→ DIRECTION:
Edit the records below so that each occurrence of "x-tick-label" becomes "x-axis-label", keeping every other character as it is.

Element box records
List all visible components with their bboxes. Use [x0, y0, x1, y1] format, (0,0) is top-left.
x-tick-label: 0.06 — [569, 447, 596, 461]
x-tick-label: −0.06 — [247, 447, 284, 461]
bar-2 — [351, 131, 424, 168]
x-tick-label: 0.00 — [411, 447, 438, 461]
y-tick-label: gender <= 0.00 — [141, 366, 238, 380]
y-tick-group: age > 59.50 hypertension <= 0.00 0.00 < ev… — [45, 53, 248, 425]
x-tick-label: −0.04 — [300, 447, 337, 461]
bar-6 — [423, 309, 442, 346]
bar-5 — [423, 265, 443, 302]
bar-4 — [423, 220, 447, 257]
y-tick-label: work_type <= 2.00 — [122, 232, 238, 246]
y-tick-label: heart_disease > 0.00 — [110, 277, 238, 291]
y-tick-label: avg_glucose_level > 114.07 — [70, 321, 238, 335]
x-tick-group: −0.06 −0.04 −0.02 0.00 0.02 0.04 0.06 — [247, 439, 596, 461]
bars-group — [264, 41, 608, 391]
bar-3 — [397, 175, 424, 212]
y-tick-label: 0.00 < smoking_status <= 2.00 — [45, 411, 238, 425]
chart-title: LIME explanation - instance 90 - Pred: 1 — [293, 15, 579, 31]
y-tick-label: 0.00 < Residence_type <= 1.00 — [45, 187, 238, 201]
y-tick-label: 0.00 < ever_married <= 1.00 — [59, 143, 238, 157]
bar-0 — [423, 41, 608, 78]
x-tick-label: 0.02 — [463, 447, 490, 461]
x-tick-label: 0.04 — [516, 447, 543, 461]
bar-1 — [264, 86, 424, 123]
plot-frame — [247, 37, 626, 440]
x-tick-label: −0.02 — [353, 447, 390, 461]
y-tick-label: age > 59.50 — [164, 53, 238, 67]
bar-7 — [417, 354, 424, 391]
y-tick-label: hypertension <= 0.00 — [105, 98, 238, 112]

→ SOLUTION FOR THIS TASK:
List all visible components with their bboxes. Use [x0, y0, x1, y1] format, (0,0) is top-left.
x-axis-label: 0.06 — [569, 447, 596, 461]
x-axis-label: −0.06 — [247, 447, 284, 461]
bar-2 — [351, 131, 424, 168]
x-axis-label: 0.00 — [411, 447, 438, 461]
y-tick-label: gender <= 0.00 — [141, 366, 238, 380]
y-tick-group: age > 59.50 hypertension <= 0.00 0.00 < ev… — [45, 53, 248, 425]
x-axis-label: −0.04 — [300, 447, 337, 461]
bar-6 — [423, 309, 442, 346]
bar-5 — [423, 265, 443, 302]
bar-4 — [423, 220, 447, 257]
y-tick-label: work_type <= 2.00 — [122, 232, 238, 246]
y-tick-label: heart_disease > 0.00 — [110, 277, 238, 291]
y-tick-label: avg_glucose_level > 114.07 — [70, 321, 238, 335]
x-tick-group: −0.06 −0.04 −0.02 0.00 0.02 0.04 0.06 — [247, 439, 596, 461]
bars-group — [264, 41, 608, 391]
bar-3 — [397, 175, 424, 212]
y-tick-label: 0.00 < smoking_status <= 2.00 — [45, 411, 238, 425]
chart-title: LIME explanation - instance 90 - Pred: 1 — [293, 15, 579, 31]
y-tick-label: 0.00 < Residence_type <= 1.00 — [45, 187, 238, 201]
y-tick-label: 0.00 < ever_married <= 1.00 — [59, 143, 238, 157]
bar-0 — [423, 41, 608, 78]
x-axis-label: 0.02 — [463, 447, 490, 461]
x-axis-label: 0.04 — [516, 447, 543, 461]
bar-1 — [264, 86, 424, 123]
plot-frame — [247, 37, 626, 440]
x-axis-label: −0.02 — [353, 447, 390, 461]
y-tick-label: age > 59.50 — [164, 53, 238, 67]
bar-7 — [417, 354, 424, 391]
y-tick-label: hypertension <= 0.00 — [105, 98, 238, 112]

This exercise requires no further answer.